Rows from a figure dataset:
— START —

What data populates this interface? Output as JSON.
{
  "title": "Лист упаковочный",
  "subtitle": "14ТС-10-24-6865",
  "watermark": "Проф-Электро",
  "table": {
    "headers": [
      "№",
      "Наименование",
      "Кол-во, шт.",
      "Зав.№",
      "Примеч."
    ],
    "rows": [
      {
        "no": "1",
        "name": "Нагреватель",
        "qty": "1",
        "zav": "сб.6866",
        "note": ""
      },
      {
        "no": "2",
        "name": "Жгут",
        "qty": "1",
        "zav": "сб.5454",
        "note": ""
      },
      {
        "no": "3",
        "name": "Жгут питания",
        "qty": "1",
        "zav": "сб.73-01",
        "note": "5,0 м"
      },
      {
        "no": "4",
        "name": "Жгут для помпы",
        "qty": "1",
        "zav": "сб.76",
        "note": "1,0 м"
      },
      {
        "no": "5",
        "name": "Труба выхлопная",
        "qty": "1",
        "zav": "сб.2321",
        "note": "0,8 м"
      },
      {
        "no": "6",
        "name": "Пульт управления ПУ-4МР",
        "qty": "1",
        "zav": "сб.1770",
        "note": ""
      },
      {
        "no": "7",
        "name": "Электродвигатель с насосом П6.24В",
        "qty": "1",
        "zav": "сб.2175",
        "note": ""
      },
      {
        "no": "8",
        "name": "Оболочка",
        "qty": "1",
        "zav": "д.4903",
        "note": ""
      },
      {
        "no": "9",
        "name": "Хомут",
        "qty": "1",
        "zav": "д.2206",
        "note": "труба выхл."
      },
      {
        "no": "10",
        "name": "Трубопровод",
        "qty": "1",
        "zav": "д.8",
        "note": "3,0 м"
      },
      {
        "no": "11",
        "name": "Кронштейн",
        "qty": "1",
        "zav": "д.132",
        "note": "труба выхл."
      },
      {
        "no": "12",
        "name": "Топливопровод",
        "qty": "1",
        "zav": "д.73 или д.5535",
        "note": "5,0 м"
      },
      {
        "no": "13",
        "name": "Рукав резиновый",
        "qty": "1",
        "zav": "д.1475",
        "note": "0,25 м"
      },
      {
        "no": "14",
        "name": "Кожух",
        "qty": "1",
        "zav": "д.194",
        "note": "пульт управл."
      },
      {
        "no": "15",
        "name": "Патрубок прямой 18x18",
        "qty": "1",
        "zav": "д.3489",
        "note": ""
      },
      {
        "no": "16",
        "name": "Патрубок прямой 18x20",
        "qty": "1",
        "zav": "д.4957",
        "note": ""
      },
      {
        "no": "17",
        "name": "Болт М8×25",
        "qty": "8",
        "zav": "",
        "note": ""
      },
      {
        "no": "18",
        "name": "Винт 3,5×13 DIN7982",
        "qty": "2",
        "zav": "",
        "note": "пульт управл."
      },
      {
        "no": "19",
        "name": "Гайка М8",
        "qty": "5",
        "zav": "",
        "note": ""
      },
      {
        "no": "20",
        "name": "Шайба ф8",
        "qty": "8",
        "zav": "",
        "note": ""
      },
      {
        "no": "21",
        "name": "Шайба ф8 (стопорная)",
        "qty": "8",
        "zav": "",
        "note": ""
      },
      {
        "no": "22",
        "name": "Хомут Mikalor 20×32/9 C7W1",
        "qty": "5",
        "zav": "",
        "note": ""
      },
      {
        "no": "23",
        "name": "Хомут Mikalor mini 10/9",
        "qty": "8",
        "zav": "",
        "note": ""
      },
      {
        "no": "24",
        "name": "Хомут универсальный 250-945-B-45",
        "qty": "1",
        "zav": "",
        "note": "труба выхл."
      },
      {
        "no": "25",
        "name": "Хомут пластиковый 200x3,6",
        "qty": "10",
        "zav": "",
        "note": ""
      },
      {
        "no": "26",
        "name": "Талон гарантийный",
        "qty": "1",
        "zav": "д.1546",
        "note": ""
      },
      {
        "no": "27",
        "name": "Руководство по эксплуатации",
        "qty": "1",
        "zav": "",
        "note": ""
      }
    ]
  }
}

— END —
— START —

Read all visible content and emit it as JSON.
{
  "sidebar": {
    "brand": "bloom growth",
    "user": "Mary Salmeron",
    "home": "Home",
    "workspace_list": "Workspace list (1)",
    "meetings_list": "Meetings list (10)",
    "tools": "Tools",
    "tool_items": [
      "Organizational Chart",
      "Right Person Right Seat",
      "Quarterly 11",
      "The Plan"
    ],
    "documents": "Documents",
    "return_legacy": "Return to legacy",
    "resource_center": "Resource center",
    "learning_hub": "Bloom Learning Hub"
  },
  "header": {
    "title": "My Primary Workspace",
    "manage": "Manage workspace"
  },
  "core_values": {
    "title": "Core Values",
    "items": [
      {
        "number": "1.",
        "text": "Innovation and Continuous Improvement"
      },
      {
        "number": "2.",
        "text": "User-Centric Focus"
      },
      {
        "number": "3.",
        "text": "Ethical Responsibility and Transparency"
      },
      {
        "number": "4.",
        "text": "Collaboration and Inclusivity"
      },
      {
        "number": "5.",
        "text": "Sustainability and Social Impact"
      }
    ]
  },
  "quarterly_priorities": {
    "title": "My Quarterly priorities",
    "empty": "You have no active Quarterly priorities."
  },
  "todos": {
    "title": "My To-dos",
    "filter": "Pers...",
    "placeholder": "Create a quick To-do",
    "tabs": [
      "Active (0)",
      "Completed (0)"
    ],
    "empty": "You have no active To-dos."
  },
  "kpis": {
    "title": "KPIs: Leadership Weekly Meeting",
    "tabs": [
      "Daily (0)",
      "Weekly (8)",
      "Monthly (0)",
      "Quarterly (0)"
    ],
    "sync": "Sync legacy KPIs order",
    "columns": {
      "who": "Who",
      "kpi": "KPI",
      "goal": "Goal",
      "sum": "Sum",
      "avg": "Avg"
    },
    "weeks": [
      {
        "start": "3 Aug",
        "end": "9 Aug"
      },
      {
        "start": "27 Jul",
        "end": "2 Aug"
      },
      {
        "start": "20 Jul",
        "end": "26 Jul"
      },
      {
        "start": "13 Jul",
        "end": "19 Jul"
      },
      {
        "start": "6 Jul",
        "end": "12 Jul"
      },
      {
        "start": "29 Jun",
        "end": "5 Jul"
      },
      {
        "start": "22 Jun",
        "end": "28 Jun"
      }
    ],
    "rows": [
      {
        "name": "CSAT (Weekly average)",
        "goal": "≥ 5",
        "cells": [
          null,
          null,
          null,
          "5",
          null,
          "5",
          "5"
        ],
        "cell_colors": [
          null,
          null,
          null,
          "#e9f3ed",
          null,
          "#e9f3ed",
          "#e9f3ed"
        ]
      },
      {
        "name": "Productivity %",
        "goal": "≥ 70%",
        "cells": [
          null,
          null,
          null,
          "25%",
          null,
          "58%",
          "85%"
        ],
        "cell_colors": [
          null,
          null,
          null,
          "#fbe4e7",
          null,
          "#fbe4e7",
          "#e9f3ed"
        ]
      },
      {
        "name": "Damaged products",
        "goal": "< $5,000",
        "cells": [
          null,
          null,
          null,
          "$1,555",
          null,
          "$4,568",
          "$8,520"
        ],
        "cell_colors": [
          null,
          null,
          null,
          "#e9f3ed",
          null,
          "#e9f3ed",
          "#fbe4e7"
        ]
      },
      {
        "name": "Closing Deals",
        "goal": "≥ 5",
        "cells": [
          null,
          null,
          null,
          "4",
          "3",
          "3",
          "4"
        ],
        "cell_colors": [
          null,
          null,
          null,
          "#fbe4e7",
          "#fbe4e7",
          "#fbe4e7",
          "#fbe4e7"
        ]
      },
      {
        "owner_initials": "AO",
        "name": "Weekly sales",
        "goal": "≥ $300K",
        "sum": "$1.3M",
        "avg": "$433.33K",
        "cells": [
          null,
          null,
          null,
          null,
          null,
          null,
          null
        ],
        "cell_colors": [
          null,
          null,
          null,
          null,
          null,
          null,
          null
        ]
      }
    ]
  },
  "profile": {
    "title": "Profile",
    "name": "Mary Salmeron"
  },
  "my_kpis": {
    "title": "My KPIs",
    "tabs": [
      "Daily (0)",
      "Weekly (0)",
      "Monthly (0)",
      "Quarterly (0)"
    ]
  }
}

— END —

§ TO BE DONE
Gather every line from the listing above in which the word "Шайба" appears.

§ EXERCISE ANSWER
        "name": "Шайба ф8",
        "name": "Шайба ф8 (стопорная)",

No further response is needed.